The exercise asks you to copy every line below in which "Oberlo" appears.

Extracted records
---------------
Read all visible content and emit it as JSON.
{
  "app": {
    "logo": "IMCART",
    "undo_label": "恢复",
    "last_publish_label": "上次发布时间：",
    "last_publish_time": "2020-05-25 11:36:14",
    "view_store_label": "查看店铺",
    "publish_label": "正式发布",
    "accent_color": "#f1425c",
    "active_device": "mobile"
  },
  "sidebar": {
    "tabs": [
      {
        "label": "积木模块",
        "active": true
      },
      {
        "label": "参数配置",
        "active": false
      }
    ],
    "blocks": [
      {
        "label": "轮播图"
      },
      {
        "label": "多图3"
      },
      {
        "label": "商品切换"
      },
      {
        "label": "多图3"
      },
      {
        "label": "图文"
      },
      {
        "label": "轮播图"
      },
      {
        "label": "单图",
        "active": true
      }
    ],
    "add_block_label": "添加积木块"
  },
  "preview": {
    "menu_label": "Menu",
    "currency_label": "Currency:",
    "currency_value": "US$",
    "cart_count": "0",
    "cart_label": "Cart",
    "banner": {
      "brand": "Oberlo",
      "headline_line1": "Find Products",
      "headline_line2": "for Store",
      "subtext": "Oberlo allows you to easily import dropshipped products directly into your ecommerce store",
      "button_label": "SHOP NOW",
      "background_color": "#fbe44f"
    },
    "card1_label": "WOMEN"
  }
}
---------------
WORKED SOLUTION —
      "brand": "Oberlo",
      "subtext": "Oberlo allows you to easily import dropshipped products directly into your ecommerce store",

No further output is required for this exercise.